• **Task directions**: Reproduce the listing below exactly. Pictures do not belong in the copy.

━━━━━ Given data

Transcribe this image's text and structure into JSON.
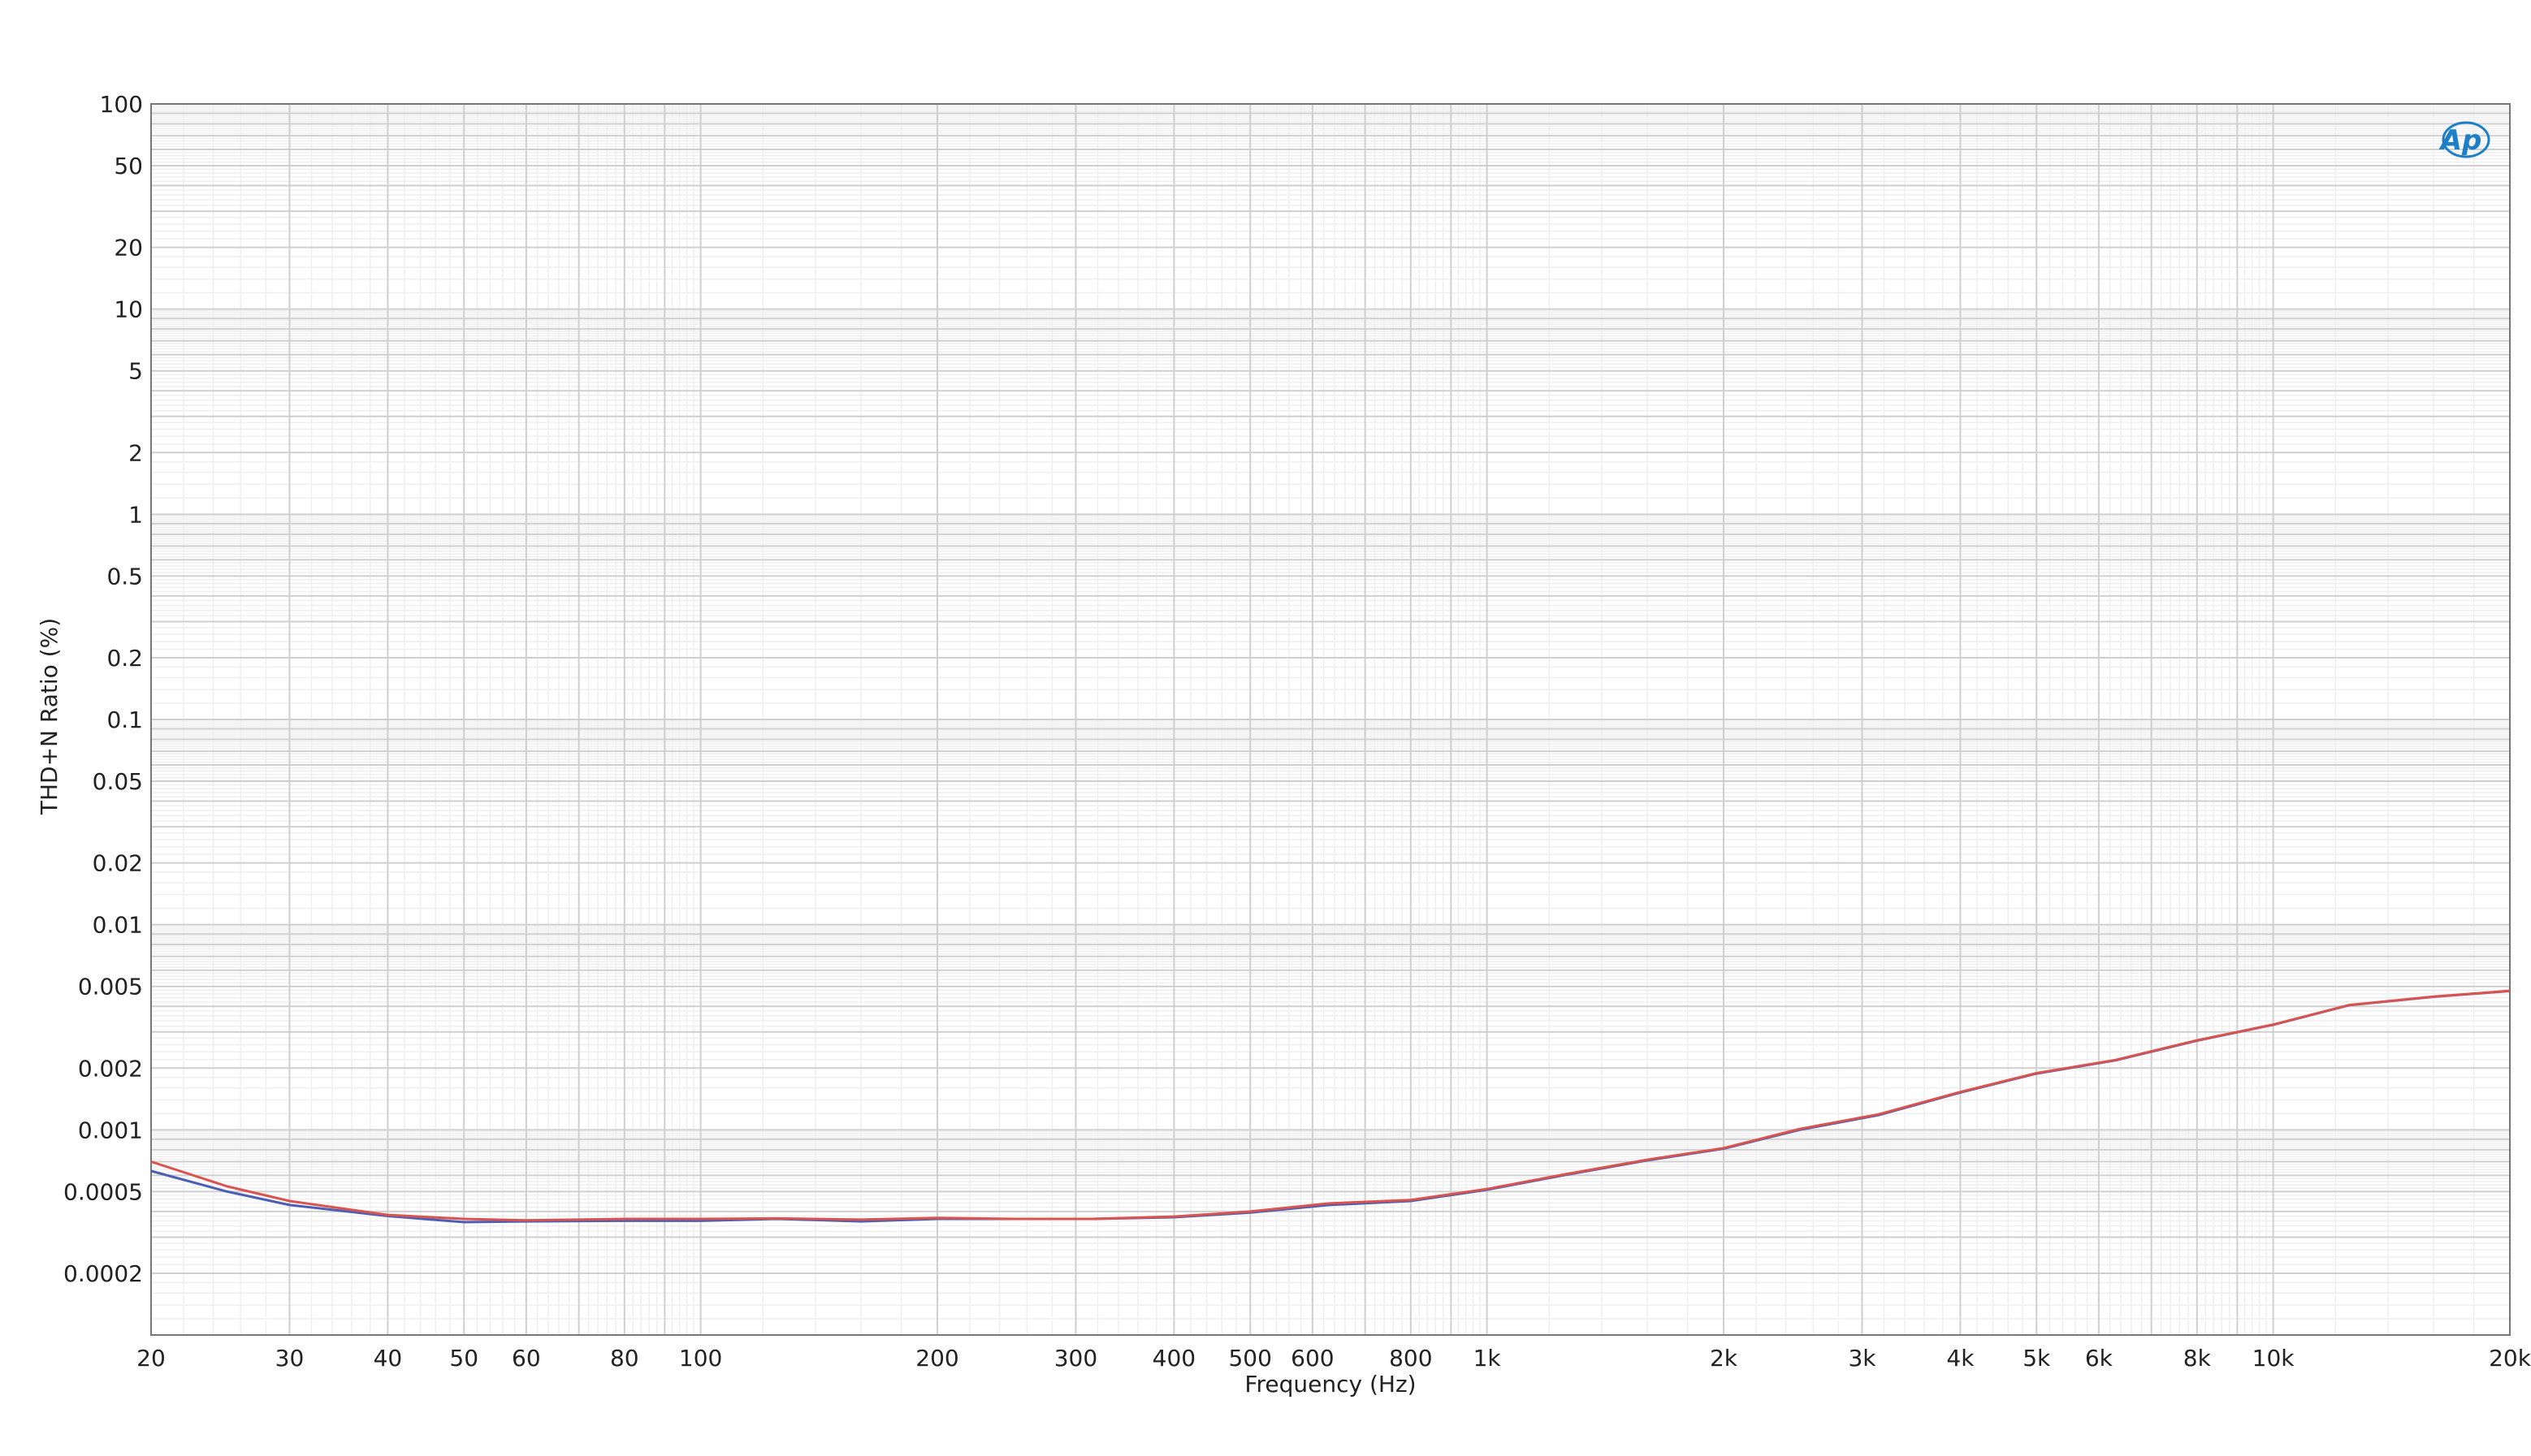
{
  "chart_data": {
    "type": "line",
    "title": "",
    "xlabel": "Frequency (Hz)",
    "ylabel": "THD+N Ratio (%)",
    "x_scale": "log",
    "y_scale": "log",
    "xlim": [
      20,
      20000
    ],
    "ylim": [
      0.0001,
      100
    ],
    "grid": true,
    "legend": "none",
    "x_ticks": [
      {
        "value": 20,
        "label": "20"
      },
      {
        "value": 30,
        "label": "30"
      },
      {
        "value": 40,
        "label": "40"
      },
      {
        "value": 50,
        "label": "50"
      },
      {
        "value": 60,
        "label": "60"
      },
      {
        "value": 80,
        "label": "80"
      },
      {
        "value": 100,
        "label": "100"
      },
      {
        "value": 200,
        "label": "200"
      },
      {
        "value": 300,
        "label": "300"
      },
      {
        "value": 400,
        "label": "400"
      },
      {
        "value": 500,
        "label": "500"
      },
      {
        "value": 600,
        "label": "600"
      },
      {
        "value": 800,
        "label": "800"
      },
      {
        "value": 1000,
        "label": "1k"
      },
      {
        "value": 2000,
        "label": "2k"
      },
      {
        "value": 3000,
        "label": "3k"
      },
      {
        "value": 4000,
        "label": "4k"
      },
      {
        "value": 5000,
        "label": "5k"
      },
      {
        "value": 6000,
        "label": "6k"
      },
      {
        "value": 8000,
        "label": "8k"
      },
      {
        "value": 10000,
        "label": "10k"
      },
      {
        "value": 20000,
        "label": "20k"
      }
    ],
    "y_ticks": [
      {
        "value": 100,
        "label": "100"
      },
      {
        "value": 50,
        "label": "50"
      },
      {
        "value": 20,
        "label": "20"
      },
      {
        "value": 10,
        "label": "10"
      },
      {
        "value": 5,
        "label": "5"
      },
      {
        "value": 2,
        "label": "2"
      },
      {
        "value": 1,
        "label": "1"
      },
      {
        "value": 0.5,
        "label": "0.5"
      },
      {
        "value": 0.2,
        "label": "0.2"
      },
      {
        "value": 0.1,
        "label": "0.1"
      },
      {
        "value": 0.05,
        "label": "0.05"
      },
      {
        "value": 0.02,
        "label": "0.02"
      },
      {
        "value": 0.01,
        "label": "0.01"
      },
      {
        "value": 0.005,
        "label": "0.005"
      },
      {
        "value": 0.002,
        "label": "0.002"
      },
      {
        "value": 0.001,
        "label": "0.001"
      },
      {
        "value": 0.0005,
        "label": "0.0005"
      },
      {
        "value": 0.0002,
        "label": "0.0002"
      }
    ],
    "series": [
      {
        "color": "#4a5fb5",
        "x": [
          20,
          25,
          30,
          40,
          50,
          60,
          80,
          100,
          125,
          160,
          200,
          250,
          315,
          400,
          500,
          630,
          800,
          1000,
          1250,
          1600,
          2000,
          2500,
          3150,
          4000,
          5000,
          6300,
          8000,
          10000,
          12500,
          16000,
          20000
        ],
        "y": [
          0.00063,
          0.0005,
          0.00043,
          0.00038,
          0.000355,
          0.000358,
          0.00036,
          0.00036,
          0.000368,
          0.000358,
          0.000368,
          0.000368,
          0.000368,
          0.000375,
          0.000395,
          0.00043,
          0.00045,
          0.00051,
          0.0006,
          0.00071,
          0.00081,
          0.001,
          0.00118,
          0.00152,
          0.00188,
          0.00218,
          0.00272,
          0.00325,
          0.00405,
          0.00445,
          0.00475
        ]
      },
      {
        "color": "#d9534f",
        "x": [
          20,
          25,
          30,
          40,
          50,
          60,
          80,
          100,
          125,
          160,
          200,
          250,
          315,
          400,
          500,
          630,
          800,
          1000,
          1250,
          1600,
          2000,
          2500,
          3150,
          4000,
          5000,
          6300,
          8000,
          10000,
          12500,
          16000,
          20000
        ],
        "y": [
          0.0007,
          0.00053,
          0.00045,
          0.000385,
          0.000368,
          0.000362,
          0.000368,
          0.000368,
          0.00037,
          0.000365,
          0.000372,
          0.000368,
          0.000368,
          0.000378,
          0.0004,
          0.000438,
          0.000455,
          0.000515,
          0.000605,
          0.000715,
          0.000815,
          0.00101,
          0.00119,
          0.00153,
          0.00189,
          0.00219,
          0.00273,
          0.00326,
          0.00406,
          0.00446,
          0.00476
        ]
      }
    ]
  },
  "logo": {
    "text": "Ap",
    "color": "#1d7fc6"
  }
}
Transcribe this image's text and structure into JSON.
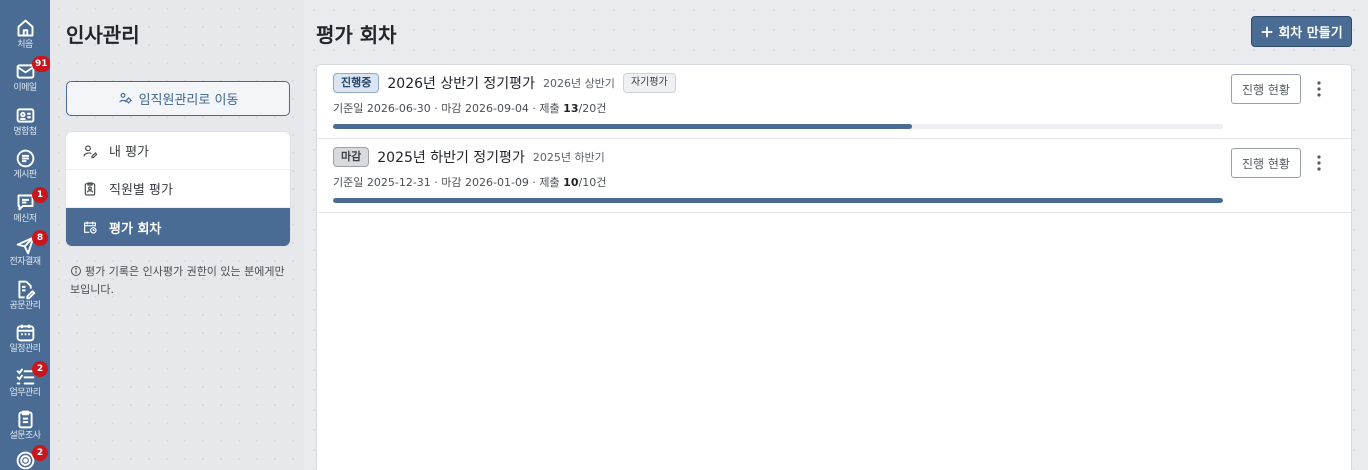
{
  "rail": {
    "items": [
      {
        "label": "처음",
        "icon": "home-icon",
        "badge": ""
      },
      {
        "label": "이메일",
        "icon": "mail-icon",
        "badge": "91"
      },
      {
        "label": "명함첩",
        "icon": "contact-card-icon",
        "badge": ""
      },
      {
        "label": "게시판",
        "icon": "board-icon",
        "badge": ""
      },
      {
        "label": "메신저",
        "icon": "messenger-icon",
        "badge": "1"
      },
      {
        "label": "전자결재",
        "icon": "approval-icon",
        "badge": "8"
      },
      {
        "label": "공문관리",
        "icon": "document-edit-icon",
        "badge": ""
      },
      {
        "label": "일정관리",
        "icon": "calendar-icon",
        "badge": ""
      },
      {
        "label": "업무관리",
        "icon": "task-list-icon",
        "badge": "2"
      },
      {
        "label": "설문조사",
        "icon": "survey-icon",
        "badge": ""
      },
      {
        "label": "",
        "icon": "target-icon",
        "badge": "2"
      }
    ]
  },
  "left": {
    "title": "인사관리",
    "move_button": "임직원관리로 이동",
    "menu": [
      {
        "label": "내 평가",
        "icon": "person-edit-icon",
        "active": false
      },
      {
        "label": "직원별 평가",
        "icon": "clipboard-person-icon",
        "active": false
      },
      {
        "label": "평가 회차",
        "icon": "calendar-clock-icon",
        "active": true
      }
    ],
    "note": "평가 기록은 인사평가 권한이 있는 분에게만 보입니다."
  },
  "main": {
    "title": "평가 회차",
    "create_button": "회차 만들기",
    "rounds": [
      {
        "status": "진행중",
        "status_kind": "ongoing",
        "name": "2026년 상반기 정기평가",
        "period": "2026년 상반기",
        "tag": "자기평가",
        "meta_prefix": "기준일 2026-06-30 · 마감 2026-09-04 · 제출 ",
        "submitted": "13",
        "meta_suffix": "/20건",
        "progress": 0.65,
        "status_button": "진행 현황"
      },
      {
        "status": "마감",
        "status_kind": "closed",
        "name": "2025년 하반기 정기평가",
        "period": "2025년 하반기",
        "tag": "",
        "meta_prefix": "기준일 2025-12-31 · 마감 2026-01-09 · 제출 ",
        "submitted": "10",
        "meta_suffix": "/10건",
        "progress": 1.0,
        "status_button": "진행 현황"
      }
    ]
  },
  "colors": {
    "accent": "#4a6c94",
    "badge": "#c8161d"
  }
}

━━━━━━━━━━

• **Output for this task**:
Transcribe this image's text and structure into JSON.
{
  "chart_data": {
    "type": "line",
    "title": "",
    "xlabel": "Frequency (Hz)",
    "ylabel": "THD+N Ratio (%)",
    "x_scale": "log",
    "y_scale": "log",
    "xlim": [
      20,
      20000
    ],
    "ylim": [
      0.0001,
      100
    ],
    "grid": true,
    "legend": "none",
    "x_ticks": [
      {
        "value": 20,
        "label": "20"
      },
      {
        "value": 30,
        "label": "30"
      },
      {
        "value": 40,
        "label": "40"
      },
      {
        "value": 50,
        "label": "50"
      },
      {
        "value": 60,
        "label": "60"
      },
      {
        "value": 80,
        "label": "80"
      },
      {
        "value": 100,
        "label": "100"
      },
      {
        "value": 200,
        "label": "200"
      },
      {
        "value": 300,
        "label": "300"
      },
      {
        "value": 400,
        "label": "400"
      },
      {
        "value": 500,
        "label": "500"
      },
      {
        "value": 600,
        "label": "600"
      },
      {
        "value": 800,
        "label": "800"
      },
      {
        "value": 1000,
        "label": "1k"
      },
      {
        "value": 2000,
        "label": "2k"
      },
      {
        "value": 3000,
        "label": "3k"
      },
      {
        "value": 4000,
        "label": "4k"
      },
      {
        "value": 5000,
        "label": "5k"
      },
      {
        "value": 6000,
        "label": "6k"
      },
      {
        "value": 8000,
        "label": "8k"
      },
      {
        "value": 10000,
        "label": "10k"
      },
      {
        "value": 20000,
        "label": "20k"
      }
    ],
    "y_ticks": [
      {
        "value": 100,
        "label": "100"
      },
      {
        "value": 50,
        "label": "50"
      },
      {
        "value": 20,
        "label": "20"
      },
      {
        "value": 10,
        "label": "10"
      },
      {
        "value": 5,
        "label": "5"
      },
      {
        "value": 2,
        "label": "2"
      },
      {
        "value": 1,
        "label": "1"
      },
      {
        "value": 0.5,
        "label": "0.5"
      },
      {
        "value": 0.2,
        "label": "0.2"
      },
      {
        "value": 0.1,
        "label": "0.1"
      },
      {
        "value": 0.05,
        "label": "0.05"
      },
      {
        "value": 0.02,
        "label": "0.02"
      },
      {
        "value": 0.01,
        "label": "0.01"
      },
      {
        "value": 0.005,
        "label": "0.005"
      },
      {
        "value": 0.002,
        "label": "0.002"
      },
      {
        "value": 0.001,
        "label": "0.001"
      },
      {
        "value": 0.0005,
        "label": "0.0005"
      },
      {
        "value": 0.0002,
        "label": "0.0002"
      }
    ],
    "series": [
      {
        "color": "#4a5fb5",
        "x": [
          20,
          25,
          30,
          40,
          50,
          60,
          80,
          100,
          125,
          160,
          200,
          250,
          315,
          400,
          500,
          630,
          800,
          1000,
          1250,
          1600,
          2000,
          2500,
          3150,
          4000,
          5000,
          6300,
          8000,
          10000,
          12500,
          16000,
          20000
        ],
        "y": [
          0.00063,
          0.0005,
          0.00043,
          0.00038,
          0.000355,
          0.000358,
          0.00036,
          0.00036,
          0.000368,
          0.000358,
          0.000368,
          0.000368,
          0.000368,
          0.000375,
          0.000395,
          0.00043,
          0.00045,
          0.00051,
          0.0006,
          0.00071,
          0.00081,
          0.001,
          0.00118,
          0.00152,
          0.00188,
          0.00218,
          0.00272,
          0.00325,
          0.00405,
          0.00445,
          0.00475
        ]
      },
      {
        "color": "#d9534f",
        "x": [
          20,
          25,
          30,
          40,
          50,
          60,
          80,
          100,
          125,
          160,
          200,
          250,
          315,
          400,
          500,
          630,
          800,
          1000,
          1250,
          1600,
          2000,
          2500,
          3150,
          4000,
          5000,
          6300,
          8000,
          10000,
          12500,
          16000,
          20000
        ],
        "y": [
          0.0007,
          0.00053,
          0.00045,
          0.000385,
          0.000368,
          0.000362,
          0.000368,
          0.000368,
          0.00037,
          0.000365,
          0.000372,
          0.000368,
          0.000368,
          0.000378,
          0.0004,
          0.000438,
          0.000455,
          0.000515,
          0.000605,
          0.000715,
          0.000815,
          0.00101,
          0.00119,
          0.00153,
          0.00189,
          0.00219,
          0.00273,
          0.00326,
          0.00406,
          0.00446,
          0.00476
        ]
      }
    ]
  },
  "logo": {
    "text": "Ap",
    "color": "#1d7fc6"
  }
}
Transcribe this image's text and structure into JSON.
{
  "rail": {
    "items": [
      {
        "label": "처음",
        "icon": "home-icon",
        "badge": ""
      },
      {
        "label": "이메일",
        "icon": "mail-icon",
        "badge": "91"
      },
      {
        "label": "명함첩",
        "icon": "contact-card-icon",
        "badge": ""
      },
      {
        "label": "게시판",
        "icon": "board-icon",
        "badge": ""
      },
      {
        "label": "메신저",
        "icon": "messenger-icon",
        "badge": "1"
      },
      {
        "label": "전자결재",
        "icon": "approval-icon",
        "badge": "8"
      },
      {
        "label": "공문관리",
        "icon": "document-edit-icon",
        "badge": ""
      },
      {
        "label": "일정관리",
        "icon": "calendar-icon",
        "badge": ""
      },
      {
        "label": "업무관리",
        "icon": "task-list-icon",
        "badge": "2"
      },
      {
        "label": "설문조사",
        "icon": "survey-icon",
        "badge": ""
      },
      {
        "label": "",
        "icon": "target-icon",
        "badge": "2"
      }
    ]
  },
  "left": {
    "title": "인사관리",
    "move_button": "임직원관리로 이동",
    "menu": [
      {
        "label": "내 평가",
        "icon": "person-edit-icon",
        "active": false
      },
      {
        "label": "직원별 평가",
        "icon": "clipboard-person-icon",
        "active": false
      },
      {
        "label": "평가 회차",
        "icon": "calendar-clock-icon",
        "active": true
      }
    ],
    "note": "평가 기록은 인사평가 권한이 있는 분에게만 보입니다."
  },
  "main": {
    "title": "평가 회차",
    "create_button": "회차 만들기",
    "rounds": [
      {
        "status": "진행중",
        "status_kind": "ongoing",
        "name": "2026년 상반기 정기평가",
        "period": "2026년 상반기",
        "tag": "자기평가",
        "meta_prefix": "기준일 2026-06-30 · 마감 2026-09-04 · 제출 ",
        "submitted": "13",
        "meta_suffix": "/20건",
        "progress": 0.65,
        "status_button": "진행 현황"
      },
      {
        "status": "마감",
        "status_kind": "closed",
        "name": "2025년 하반기 정기평가",
        "period": "2025년 하반기",
        "tag": "",
        "meta_prefix": "기준일 2025-12-31 · 마감 2026-01-09 · 제출 ",
        "submitted": "10",
        "meta_suffix": "/10건",
        "progress": 1.0,
        "status_button": "진행 현황"
      }
    ]
  },
  "colors": {
    "accent": "#4a6c94",
    "badge": "#c8161d"
  }
}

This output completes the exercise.